── DATA

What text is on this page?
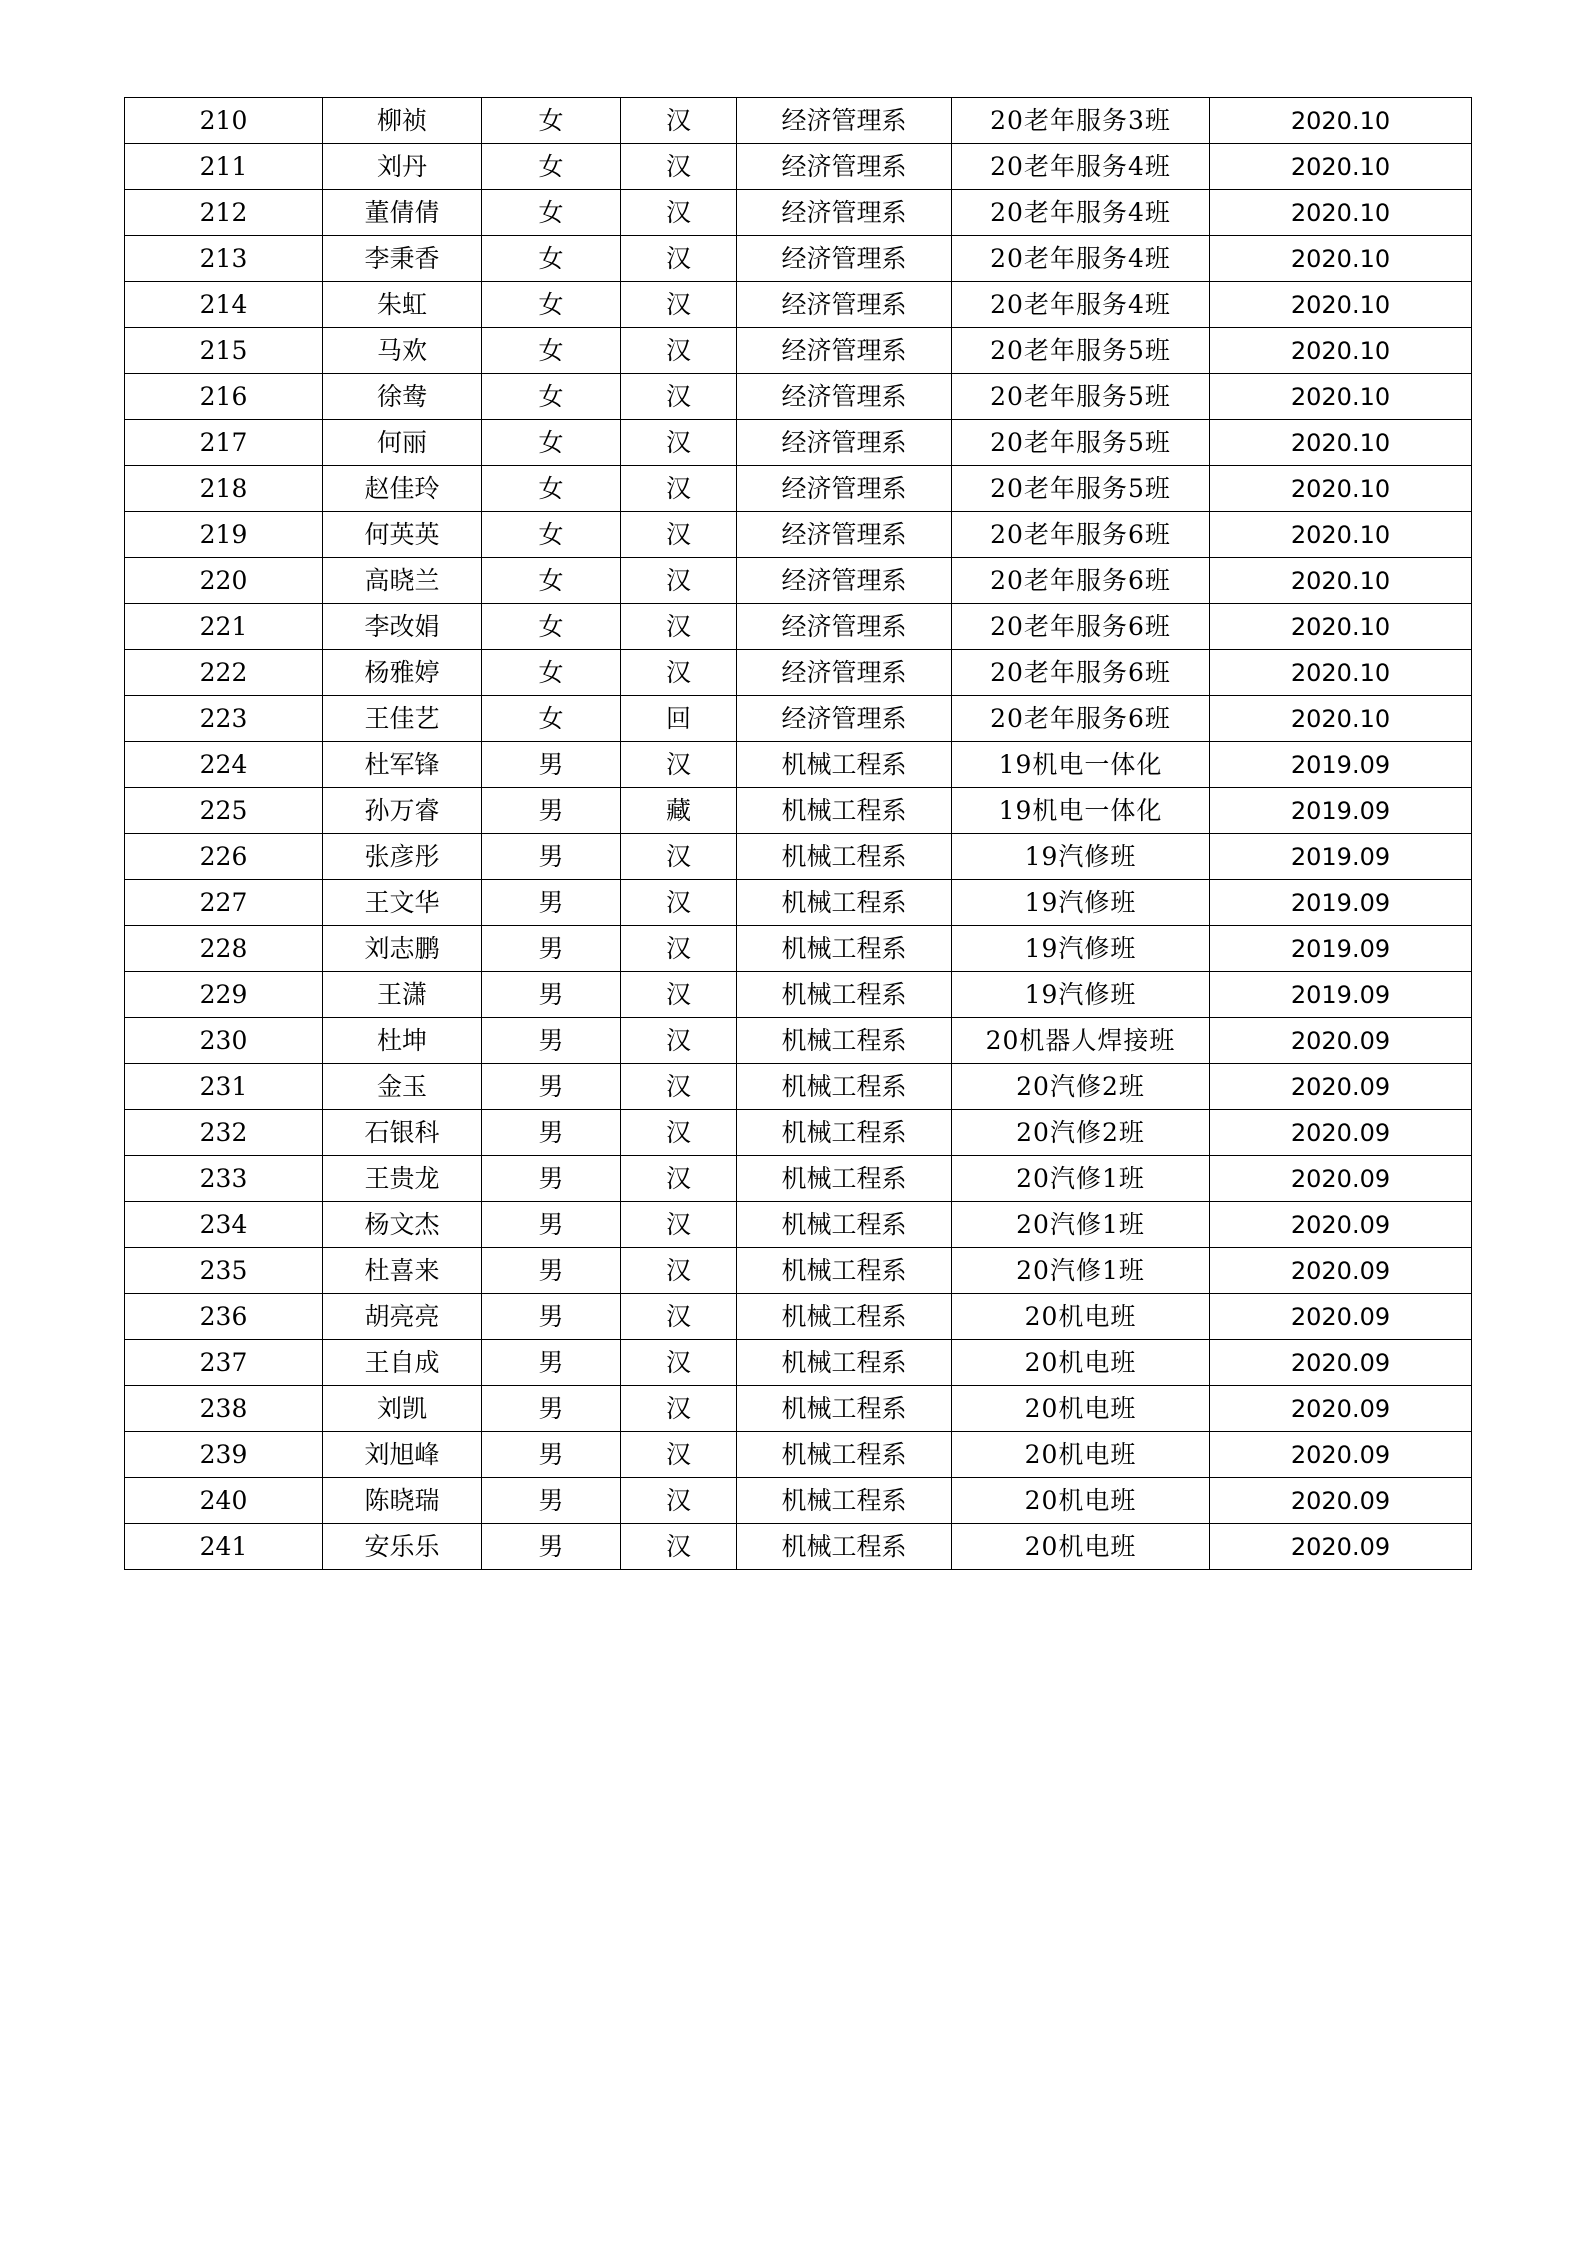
210	柳祯	女	汉	经济管理系	20老年服务3班	2020.10
211	刘丹	女	汉	经济管理系	20老年服务4班	2020.10
212	董倩倩	女	汉	经济管理系	20老年服务4班	2020.10
213	李秉香	女	汉	经济管理系	20老年服务4班	2020.10
214	朱虹	女	汉	经济管理系	20老年服务4班	2020.10
215	马欢	女	汉	经济管理系	20老年服务5班	2020.10
216	徐鸯	女	汉	经济管理系	20老年服务5班	2020.10
217	何丽	女	汉	经济管理系	20老年服务5班	2020.10
218	赵佳玲	女	汉	经济管理系	20老年服务5班	2020.10
219	何英英	女	汉	经济管理系	20老年服务6班	2020.10
220	高晓兰	女	汉	经济管理系	20老年服务6班	2020.10
221	李改娟	女	汉	经济管理系	20老年服务6班	2020.10
222	杨雅婷	女	汉	经济管理系	20老年服务6班	2020.10
223	王佳艺	女	回	经济管理系	20老年服务6班	2020.10
224	杜军锋	男	汉	机械工程系	19机电一体化	2019.09
225	孙万睿	男	藏	机械工程系	19机电一体化	2019.09
226	张彦彤	男	汉	机械工程系	19汽修班	2019.09
227	王文华	男	汉	机械工程系	19汽修班	2019.09
228	刘志鹏	男	汉	机械工程系	19汽修班	2019.09
229	王潇	男	汉	机械工程系	19汽修班	2019.09
230	杜坤	男	汉	机械工程系	20机器人焊接班	2020.09
231	金玉	男	汉	机械工程系	20汽修2班	2020.09
232	石银科	男	汉	机械工程系	20汽修2班	2020.09
233	王贵龙	男	汉	机械工程系	20汽修1班	2020.09
234	杨文杰	男	汉	机械工程系	20汽修1班	2020.09
235	杜喜来	男	汉	机械工程系	20汽修1班	2020.09
236	胡亮亮	男	汉	机械工程系	20机电班	2020.09
237	王自成	男	汉	机械工程系	20机电班	2020.09
238	刘凯	男	汉	机械工程系	20机电班	2020.09
239	刘旭峰	男	汉	机械工程系	20机电班	2020.09
240	陈晓瑞	男	汉	机械工程系	20机电班	2020.09
241	安乐乐	男	汉	机械工程系	20机电班	2020.09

────

#### [BRIEF]
Repeat everything in the records precisely. Images are excluded from the copy.

#### [OUTPUT OF THE EXERCISE]
What text is on this page?
210	柳祯	女	汉	经济管理系	20老年服务3班	2020.10
211	刘丹	女	汉	经济管理系	20老年服务4班	2020.10
212	董倩倩	女	汉	经济管理系	20老年服务4班	2020.10
213	李秉香	女	汉	经济管理系	20老年服务4班	2020.10
214	朱虹	女	汉	经济管理系	20老年服务4班	2020.10
215	马欢	女	汉	经济管理系	20老年服务5班	2020.10
216	徐鸯	女	汉	经济管理系	20老年服务5班	2020.10
217	何丽	女	汉	经济管理系	20老年服务5班	2020.10
218	赵佳玲	女	汉	经济管理系	20老年服务5班	2020.10
219	何英英	女	汉	经济管理系	20老年服务6班	2020.10
220	高晓兰	女	汉	经济管理系	20老年服务6班	2020.10
221	李改娟	女	汉	经济管理系	20老年服务6班	2020.10
222	杨雅婷	女	汉	经济管理系	20老年服务6班	2020.10
223	王佳艺	女	回	经济管理系	20老年服务6班	2020.10
224	杜军锋	男	汉	机械工程系	19机电一体化	2019.09
225	孙万睿	男	藏	机械工程系	19机电一体化	2019.09
226	张彦彤	男	汉	机械工程系	19汽修班	2019.09
227	王文华	男	汉	机械工程系	19汽修班	2019.09
228	刘志鹏	男	汉	机械工程系	19汽修班	2019.09
229	王潇	男	汉	机械工程系	19汽修班	2019.09
230	杜坤	男	汉	机械工程系	20机器人焊接班	2020.09
231	金玉	男	汉	机械工程系	20汽修2班	2020.09
232	石银科	男	汉	机械工程系	20汽修2班	2020.09
233	王贵龙	男	汉	机械工程系	20汽修1班	2020.09
234	杨文杰	男	汉	机械工程系	20汽修1班	2020.09
235	杜喜来	男	汉	机械工程系	20汽修1班	2020.09
236	胡亮亮	男	汉	机械工程系	20机电班	2020.09
237	王自成	男	汉	机械工程系	20机电班	2020.09
238	刘凯	男	汉	机械工程系	20机电班	2020.09
239	刘旭峰	男	汉	机械工程系	20机电班	2020.09
240	陈晓瑞	男	汉	机械工程系	20机电班	2020.09
241	安乐乐	男	汉	机械工程系	20机电班	2020.09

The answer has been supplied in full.